- Written problem a -
In the rows further down, write out unchanged the part that opens with the line containing "- annotation-label: Old" and closes with the line containing "- x-tick-label: 8: [1383, 985, 1395, 1012]", including both of those lines.

## begin Document passage

So far the best check for bloat I’ve come across is the one contained in the check_postgres suite from Bucardo. And in places where we can get check_postgres set up and used, it works great. But sometimes we just want to check the bloat on a system and also have a little more fine grained control of the output. So recently I pulled out the rather complex bloat check query from check_postgres and adapted it to a command-line python script: pg_bloat_check.py

While I first started working on this script, just running the query by itself on some of our client systems, I also realized that it can be quite an expensive query to run on larger systems. It also brings back both table and index bloat together and other parts of the script split that to make the distinction. To allow this check to provide data more efficiently and separate table & index bloat, my script first creates a view to use. For postgresql 9.3+, this can be created as a materialized view so running the script to get bloat data back is fast and causes no contention in the system.

The other thing I realized is that bloat percentage alone is a poor indicator of actual system health. Very small tables may always have a higher than average bloat, or there may always be 1 or 2 pages considered waste, and in reality that  has next to zero impact on database performance. Constantly “debloating” them is more a waste of time than the space used. So I added in additional filters that also look at the number of pages in objects and the actual wasted space of those objects. This allows the final output of the bloat report to provide a more accurate representation of where there may actually be problems that need to be looked into.

Another option is a filter for individual tables or indexes to be ignored. If you understand why bloat happens, you will come across cases where a table is stuck at a certain bloat point at all times, no matter how many times you VACUUM FULL it or run pg_repack on it (those two things do remove it, but it quickly comes back). This happens with tables that have a specific level of churn with the rows being inserted, updated & deleted. The number of rows being updated/deleted is balanced with the number of rows being inserted/updated as well as the autovacuum schedule to mark space for reuse. Removing the bloat from tables like this can actually cause decreased performance because instead of re-using the space that VACUUM marks as available, Postgres has to again allocate more pages to that object from disk first before the data can be added. So bloat is actually not always a bad thing and the nature of MVCC can lead to improved write performance on some tables.

The “simple” output format is suitable for just using on the command-line or piping out to an email program like mailx to get a status report sent to you.

System tables like those you see at the bottom are extremely small and you can see the space they “waste” is negligible. I left the simple format like this so it just provides a quick glance for monitoring purposes. I also provide another output method in the form of a python dictionary that has some additional details. It’s also in a format that can be easily fed to other python scripts or anything else that needs a predictable, structured format.

You can see this provides some more details on how many pages are actually in the given objects vs how many are considered wasted space. All the system tables only have 1 page of wasted space so the given percentage varies because of how many pages they actually have. You have several options for filtering those last, unnecessary entries. The first would be to filter out the entire pg_catalog schema, but I don’t recommend that because catalog bloat can actually be a problem on databases that have extensive DDL changes over time. The other option is to use –min_pages to exclude any table or index that has less than a certain number of pages. I think the best option here would actually be –min_wasted_pages and set to something like 10.

You can use all these filters in combination as well to also avoid low percentage bloat like that top entry. Be careful doing this, though, since if you have an extremely large table and are trying to figure out where all potentially wasted space is, you could accidentally filter it out (10% is a low percentage but 10% of a 500GB table would be 50GB).

## end Document passage

- Written problem b -
Write what comes next in the passage on checking PostgreSQL table and index bloat, starting after its last sentence.

## begin Listed records

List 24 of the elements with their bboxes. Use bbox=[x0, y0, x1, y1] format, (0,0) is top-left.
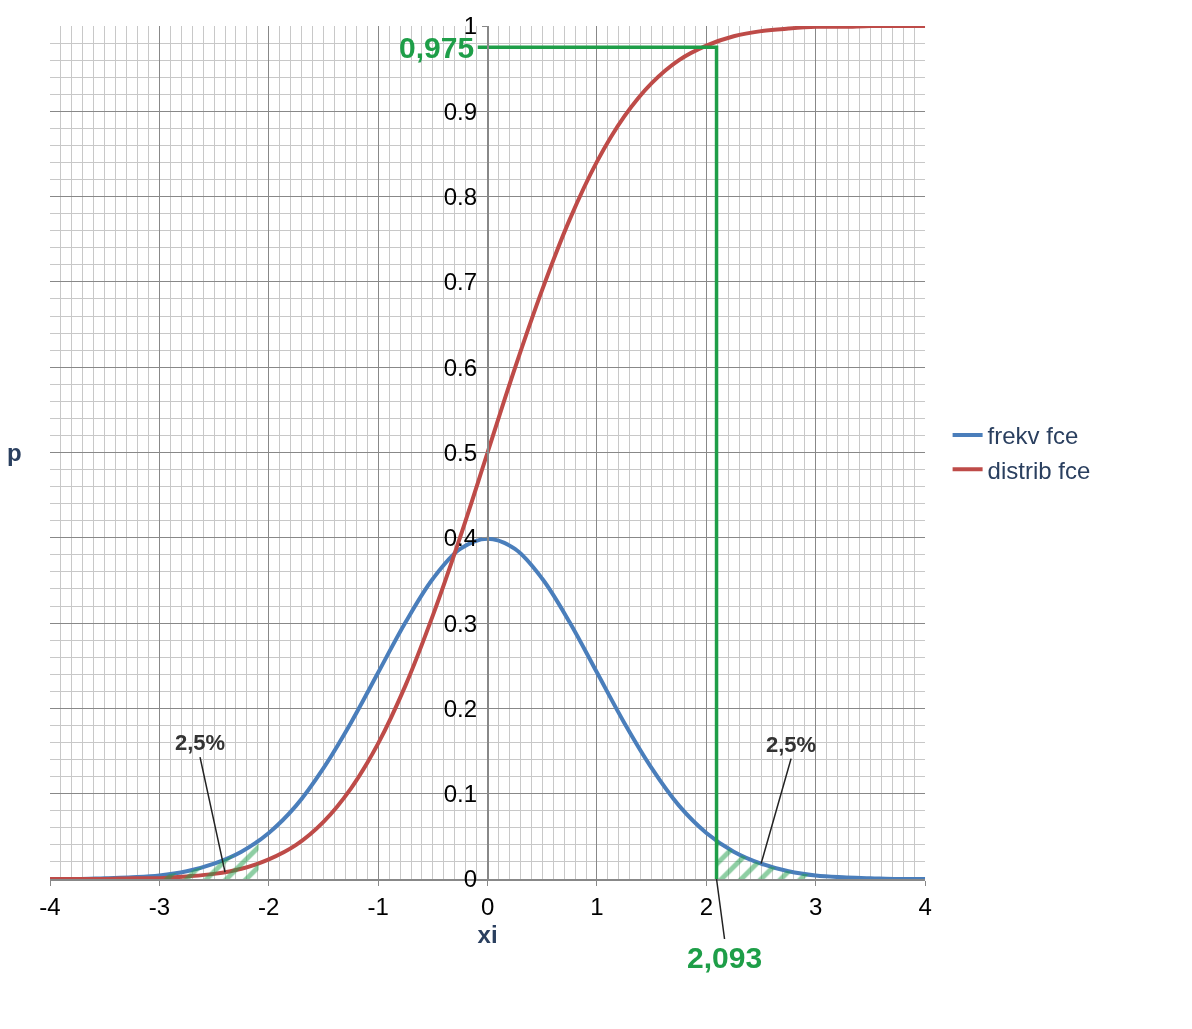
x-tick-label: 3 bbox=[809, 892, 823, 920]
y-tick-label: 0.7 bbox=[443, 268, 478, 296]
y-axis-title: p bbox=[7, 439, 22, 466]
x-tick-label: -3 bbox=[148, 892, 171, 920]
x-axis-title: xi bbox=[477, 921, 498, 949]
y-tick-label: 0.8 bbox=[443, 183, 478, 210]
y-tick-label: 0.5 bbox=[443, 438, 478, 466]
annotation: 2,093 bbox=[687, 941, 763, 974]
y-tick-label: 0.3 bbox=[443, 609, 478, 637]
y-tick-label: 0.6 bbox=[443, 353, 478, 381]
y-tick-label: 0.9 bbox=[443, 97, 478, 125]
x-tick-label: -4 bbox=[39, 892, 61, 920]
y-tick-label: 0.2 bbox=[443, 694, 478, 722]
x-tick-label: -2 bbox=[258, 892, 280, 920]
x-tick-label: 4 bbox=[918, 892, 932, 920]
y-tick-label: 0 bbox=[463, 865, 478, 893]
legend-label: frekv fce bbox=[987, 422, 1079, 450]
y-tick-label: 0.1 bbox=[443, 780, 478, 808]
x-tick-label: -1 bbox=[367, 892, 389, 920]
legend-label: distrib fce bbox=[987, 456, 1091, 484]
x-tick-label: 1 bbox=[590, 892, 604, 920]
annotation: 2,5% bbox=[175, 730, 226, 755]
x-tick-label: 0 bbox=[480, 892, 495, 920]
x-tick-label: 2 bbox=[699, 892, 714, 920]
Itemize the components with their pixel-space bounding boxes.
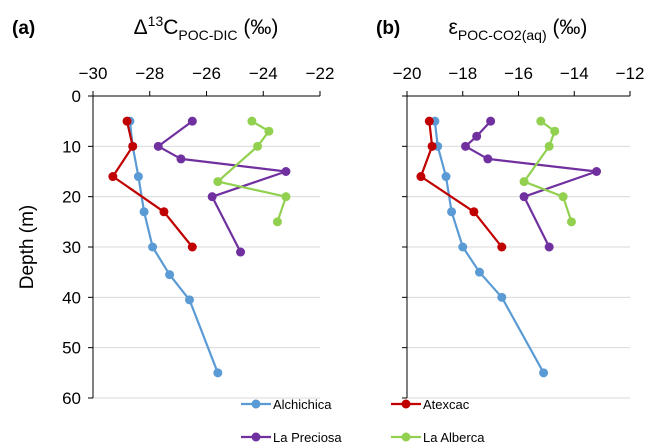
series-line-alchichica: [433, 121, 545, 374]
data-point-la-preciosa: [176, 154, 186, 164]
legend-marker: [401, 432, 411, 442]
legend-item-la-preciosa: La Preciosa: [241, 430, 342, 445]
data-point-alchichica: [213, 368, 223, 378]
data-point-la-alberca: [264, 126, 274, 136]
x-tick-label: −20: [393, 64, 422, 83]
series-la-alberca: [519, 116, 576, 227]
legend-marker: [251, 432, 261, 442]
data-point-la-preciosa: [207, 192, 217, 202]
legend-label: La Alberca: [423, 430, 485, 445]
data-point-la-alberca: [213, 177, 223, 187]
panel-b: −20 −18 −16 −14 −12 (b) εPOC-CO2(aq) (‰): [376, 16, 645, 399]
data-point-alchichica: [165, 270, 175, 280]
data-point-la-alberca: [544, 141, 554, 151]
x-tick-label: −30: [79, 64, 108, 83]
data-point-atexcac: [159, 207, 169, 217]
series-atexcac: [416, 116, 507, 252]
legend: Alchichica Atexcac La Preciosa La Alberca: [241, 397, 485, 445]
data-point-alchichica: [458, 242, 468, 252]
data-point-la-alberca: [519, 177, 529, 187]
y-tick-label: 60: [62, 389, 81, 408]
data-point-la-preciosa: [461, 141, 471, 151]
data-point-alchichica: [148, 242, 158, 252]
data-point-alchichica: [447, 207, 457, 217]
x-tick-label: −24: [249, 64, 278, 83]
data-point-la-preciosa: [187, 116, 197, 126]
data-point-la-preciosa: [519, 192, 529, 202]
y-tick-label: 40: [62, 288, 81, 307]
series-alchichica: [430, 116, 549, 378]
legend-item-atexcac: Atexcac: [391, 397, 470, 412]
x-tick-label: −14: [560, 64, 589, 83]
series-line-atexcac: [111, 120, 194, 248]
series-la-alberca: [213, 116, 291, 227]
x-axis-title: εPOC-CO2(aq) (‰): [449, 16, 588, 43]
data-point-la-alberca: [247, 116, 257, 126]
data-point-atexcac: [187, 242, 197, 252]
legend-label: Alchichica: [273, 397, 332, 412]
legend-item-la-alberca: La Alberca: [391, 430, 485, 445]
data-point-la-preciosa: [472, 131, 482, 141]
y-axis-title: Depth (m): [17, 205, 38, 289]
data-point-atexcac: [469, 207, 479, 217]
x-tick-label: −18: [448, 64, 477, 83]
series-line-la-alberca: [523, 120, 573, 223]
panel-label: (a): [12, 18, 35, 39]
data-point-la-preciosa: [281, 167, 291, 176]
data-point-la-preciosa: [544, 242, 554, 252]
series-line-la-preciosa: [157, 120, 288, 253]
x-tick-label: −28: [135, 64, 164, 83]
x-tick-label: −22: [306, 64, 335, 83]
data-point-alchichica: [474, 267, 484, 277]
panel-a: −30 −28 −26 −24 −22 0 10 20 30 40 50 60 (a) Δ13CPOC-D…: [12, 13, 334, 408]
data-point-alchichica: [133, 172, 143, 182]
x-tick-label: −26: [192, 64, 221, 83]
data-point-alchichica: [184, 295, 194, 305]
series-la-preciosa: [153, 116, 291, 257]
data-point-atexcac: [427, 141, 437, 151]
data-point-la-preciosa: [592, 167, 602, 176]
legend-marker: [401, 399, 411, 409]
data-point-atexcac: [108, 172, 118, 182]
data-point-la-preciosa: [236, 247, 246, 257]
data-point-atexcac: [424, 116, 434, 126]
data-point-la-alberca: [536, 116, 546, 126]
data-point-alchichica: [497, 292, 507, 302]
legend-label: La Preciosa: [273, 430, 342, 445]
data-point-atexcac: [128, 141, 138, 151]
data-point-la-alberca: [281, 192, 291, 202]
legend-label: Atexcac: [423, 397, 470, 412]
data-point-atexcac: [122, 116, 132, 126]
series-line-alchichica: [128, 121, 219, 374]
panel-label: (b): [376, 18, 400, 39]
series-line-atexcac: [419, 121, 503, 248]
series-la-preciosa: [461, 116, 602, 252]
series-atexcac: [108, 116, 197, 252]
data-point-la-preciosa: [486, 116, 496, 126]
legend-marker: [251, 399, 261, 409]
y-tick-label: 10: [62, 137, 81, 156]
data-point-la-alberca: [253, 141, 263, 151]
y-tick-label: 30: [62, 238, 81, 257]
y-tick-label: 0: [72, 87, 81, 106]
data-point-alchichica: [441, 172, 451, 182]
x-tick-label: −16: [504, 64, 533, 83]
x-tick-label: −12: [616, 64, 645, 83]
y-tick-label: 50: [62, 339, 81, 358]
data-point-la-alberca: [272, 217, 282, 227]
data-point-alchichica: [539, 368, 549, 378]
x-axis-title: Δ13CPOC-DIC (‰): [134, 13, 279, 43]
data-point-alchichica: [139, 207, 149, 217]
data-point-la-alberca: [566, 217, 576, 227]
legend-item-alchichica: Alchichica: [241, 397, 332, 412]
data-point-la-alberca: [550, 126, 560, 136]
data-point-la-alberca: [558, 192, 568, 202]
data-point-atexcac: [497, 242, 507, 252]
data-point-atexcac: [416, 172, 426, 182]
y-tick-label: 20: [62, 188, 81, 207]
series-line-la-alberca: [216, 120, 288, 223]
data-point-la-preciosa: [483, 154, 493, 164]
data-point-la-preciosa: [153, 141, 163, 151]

## end Listed records
## begin Listed records

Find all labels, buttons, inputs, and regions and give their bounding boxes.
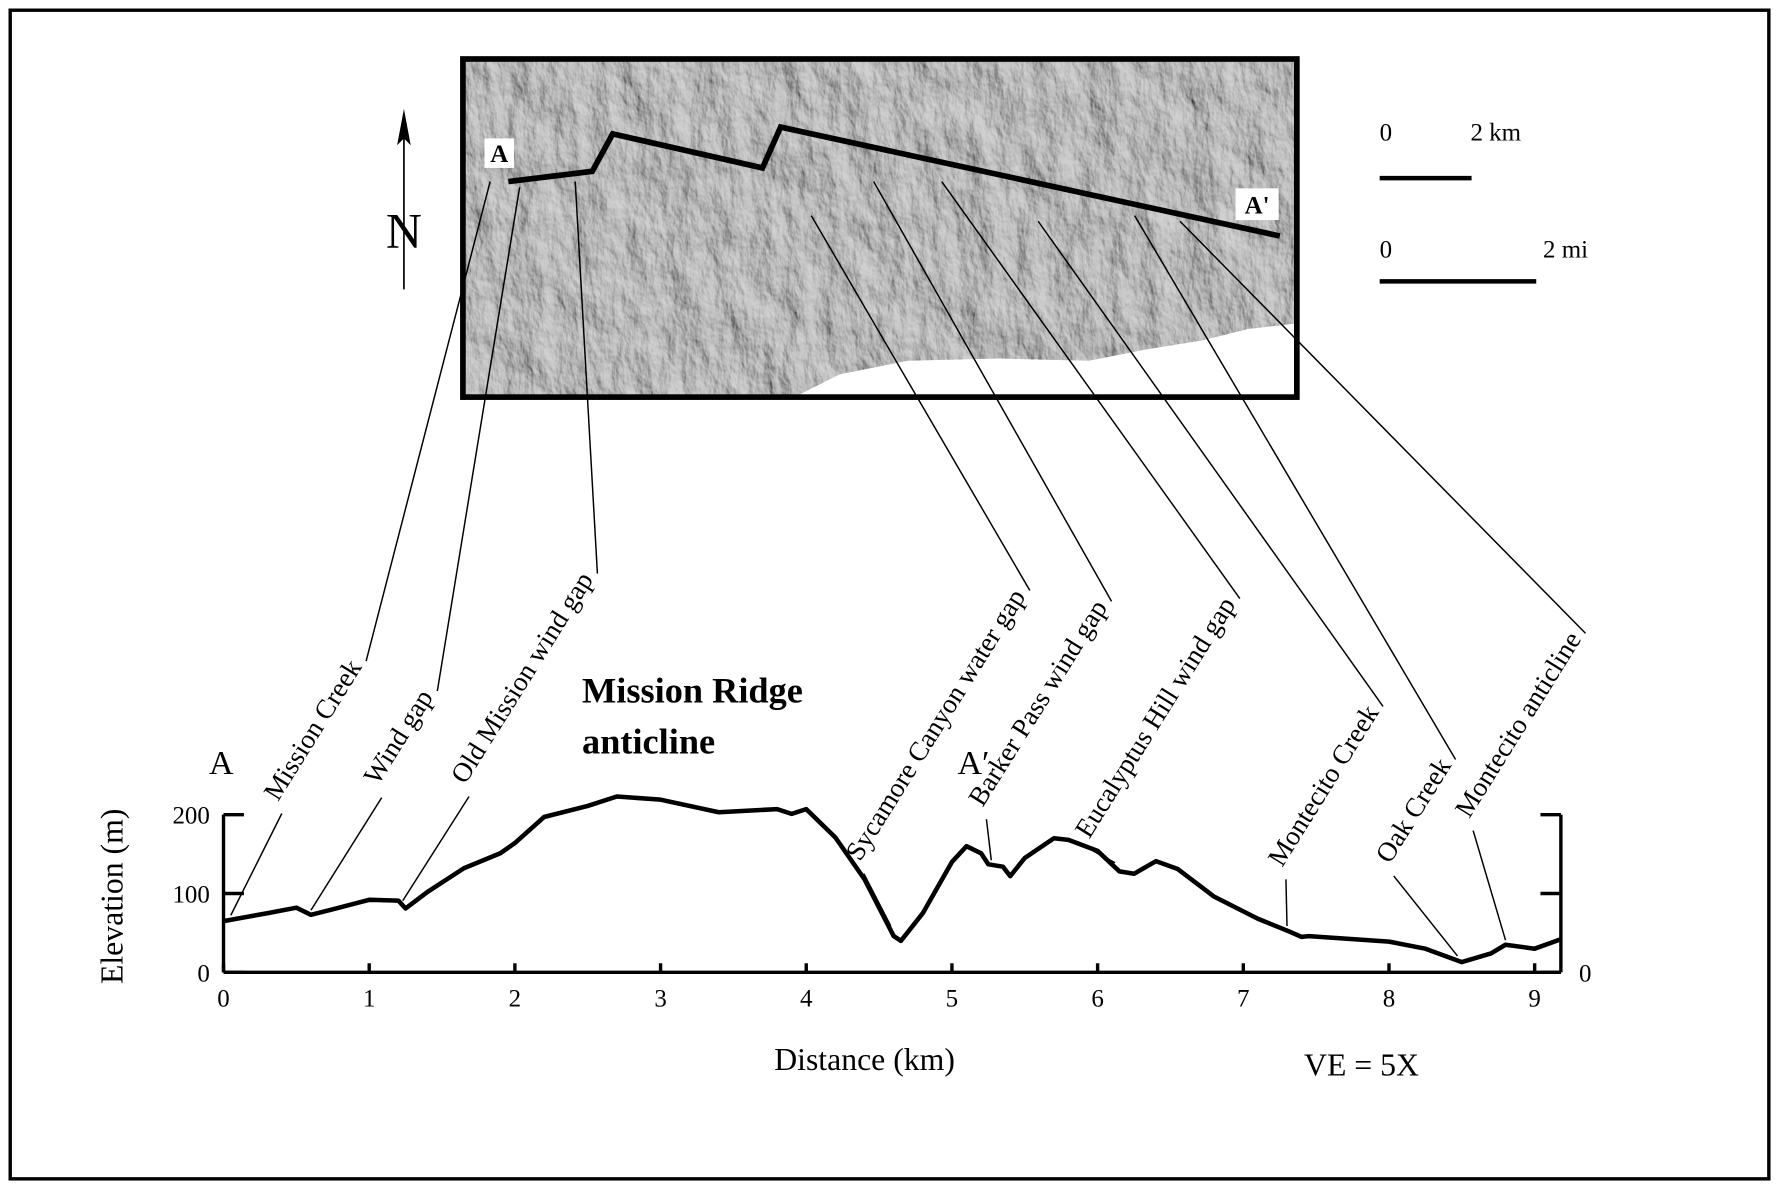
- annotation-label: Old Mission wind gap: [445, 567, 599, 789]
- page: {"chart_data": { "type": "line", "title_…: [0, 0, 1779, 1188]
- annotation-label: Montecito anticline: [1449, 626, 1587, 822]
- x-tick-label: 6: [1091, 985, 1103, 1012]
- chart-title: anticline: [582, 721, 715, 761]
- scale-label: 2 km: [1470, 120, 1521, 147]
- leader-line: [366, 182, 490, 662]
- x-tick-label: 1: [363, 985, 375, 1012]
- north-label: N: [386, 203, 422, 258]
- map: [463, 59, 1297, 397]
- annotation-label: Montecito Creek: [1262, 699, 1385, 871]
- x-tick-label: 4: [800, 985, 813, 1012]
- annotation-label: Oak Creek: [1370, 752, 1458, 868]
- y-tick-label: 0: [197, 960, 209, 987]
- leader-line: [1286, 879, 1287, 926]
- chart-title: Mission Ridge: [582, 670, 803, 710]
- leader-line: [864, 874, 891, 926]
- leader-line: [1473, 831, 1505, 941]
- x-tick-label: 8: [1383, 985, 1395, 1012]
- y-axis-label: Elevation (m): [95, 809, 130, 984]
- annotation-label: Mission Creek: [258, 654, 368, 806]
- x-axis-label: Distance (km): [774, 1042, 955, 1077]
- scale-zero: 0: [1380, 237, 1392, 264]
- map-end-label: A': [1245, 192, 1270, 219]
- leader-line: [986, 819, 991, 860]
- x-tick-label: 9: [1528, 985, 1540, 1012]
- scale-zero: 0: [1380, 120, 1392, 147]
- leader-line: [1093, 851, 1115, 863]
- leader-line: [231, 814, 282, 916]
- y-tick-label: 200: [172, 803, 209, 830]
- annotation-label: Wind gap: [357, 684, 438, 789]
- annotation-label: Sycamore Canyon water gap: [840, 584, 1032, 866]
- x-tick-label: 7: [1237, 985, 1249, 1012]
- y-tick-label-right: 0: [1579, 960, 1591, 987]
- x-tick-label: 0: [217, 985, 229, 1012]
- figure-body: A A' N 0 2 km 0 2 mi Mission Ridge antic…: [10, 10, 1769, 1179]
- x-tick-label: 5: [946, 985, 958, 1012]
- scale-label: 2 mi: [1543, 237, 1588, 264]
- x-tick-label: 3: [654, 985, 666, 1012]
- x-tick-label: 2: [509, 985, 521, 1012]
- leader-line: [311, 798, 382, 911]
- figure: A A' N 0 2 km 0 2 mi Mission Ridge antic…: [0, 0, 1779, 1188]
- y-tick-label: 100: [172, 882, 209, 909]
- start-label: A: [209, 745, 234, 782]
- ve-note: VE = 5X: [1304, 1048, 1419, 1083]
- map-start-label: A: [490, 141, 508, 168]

## end Listed records
## begin Listed records

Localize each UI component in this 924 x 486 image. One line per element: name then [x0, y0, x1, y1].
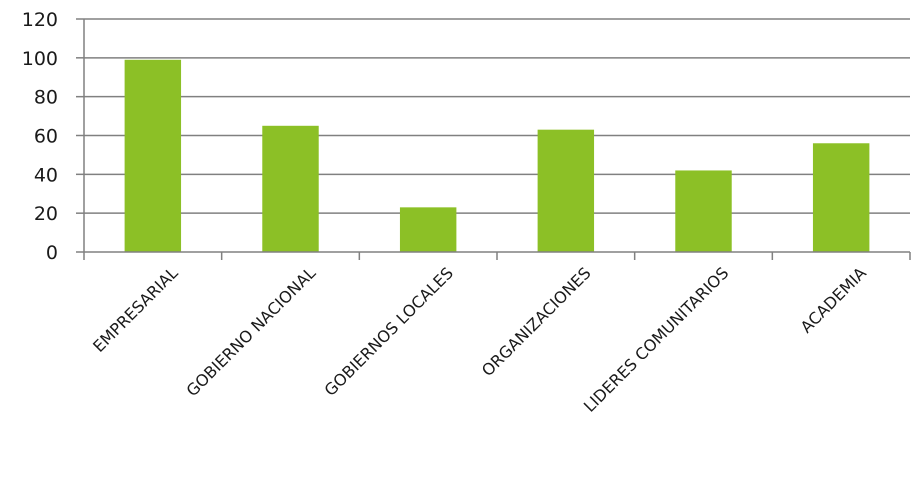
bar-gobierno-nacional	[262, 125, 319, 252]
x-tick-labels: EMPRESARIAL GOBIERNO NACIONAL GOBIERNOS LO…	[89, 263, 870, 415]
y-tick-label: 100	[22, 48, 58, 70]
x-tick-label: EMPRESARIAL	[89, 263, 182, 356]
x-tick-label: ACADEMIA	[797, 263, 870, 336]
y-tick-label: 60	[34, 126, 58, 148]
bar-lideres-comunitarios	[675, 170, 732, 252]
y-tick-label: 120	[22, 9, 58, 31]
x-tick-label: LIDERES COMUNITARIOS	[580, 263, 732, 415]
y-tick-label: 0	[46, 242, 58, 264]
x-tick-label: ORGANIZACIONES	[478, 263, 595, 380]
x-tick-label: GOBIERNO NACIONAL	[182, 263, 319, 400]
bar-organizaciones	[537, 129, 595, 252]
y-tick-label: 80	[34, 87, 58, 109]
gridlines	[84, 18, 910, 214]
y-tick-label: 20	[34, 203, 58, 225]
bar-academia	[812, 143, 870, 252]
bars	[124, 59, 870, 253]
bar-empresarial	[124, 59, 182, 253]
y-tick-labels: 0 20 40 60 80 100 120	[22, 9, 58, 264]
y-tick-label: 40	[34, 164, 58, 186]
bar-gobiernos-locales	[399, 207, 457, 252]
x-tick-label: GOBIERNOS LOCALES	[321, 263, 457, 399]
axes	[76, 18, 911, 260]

## end Listed records

- Task result a -
- annotation-label: Old Mission wind gap: [445, 567, 599, 789]
- page: {"chart_data": { "type": "line", "title_…: [0, 0, 1779, 1188]
- annotation-label: Montecito anticline: [1449, 626, 1587, 822]
- x-tick-label: 6: [1091, 985, 1103, 1012]
- chart-title: anticline: [582, 721, 715, 761]
- scale-label: 2 km: [1470, 120, 1521, 147]
- leader-line: [366, 182, 490, 662]
- x-tick-label: 1: [363, 985, 375, 1012]
- north-label: N: [386, 203, 422, 258]
- map: [463, 59, 1297, 397]
- annotation-label: Montecito Creek: [1262, 699, 1385, 871]
- x-tick-label: 4: [800, 985, 813, 1012]
- annotation-label: Oak Creek: [1370, 752, 1458, 868]
- y-tick-label: 0: [197, 960, 209, 987]
- leader-line: [1286, 879, 1287, 926]
- chart-title: Mission Ridge: [582, 670, 803, 710]
- leader-line: [864, 874, 891, 926]
- leader-line: [1473, 831, 1505, 941]
- x-tick-label: 8: [1383, 985, 1395, 1012]

- Task result b -
Why Bloat Happens

For those of you newer to PostgreSQL administration, and this is the first time you may be hearing about bloat, I figured I’d take the time to explain why this scenario exists and why tools like this are necessary (until they’re hopefully built into the database itself someday). It’s something most don’t understand unless someone first explains it to them or you run into the headaches it causes when it’s not monitored and you learn about it the hard way.

MVCC (multi-version concurrency control) is how Postgres has chosen to deal with multiple transactions/sessions hitting the same rows at (nearly) the same time. The documentation, along with wikipedia provide excellent and extensive explanations of how it all works, so I refer you there for all the details. Bloat is a result of one particular part of MVCC, concentrated around the handling of updates and deletes.

Whenever you delete a row, it’s not actually deleted, it is only marked as unavailable to all future transactions taking place after the delete occurs. The same happens with an update: the old version of a row is kept active until all currently running transactions have finished, then it is marked as unavailable. I emphasize the word unavailable because the row still exists on disk, it’s just not visible any longer. The VACUUM process in Postgres then comes along and marks any unavailable rows as space that is now available for future inserts or updates. The auto-vacuum process is configured to run VACUUM automatically after so many writes to a table (follow the link for the configuration options), so it’s not something you typically have to worry about doing manually very often (at least with more modern versions of Postgres).

People often assume that VACUUM is the process that should return the disk space to the file system. It does do this but only in very specific cases. That used space is contained in page files that make up the tables and indexes (called objects from now on) in the Postgres database system. Page files all have the same size and differently sized objects just have as many page files as they need. If VACUUM happens to mark every row in a page file as unavailable AND that page also happens to be the final page for the entire object, THEN the disk space is returned to the file system. If there is a single available row, or the page file is any other but the last one, the disk space is never returned by a normal VACUUM. This is bloat. Hopefully this explanation of what bloat actually is shows you how it can  sometimes be advantageous for certain usage patterns of tables as well, and why I’ve included the option to ignore objects in the report.

If you give the VACUUM command the special flag FULL, then all of that reusable space is returned to the file system. But VACUUM FULL does this by completely rewriting the entire table (and all its indexes) to new pages and takes an exclusive lock on the table the entire time it takes to run (CLUSTER does the same thing, but what that does is outside the scope of this post). For large tables in frequent use, this is problematic.  pg_repack has been the most common tool we’ve used to get around that. It recreates the table in the background, tracking changes to it, and then takes a brief lock to swap the old bloated table with the new one.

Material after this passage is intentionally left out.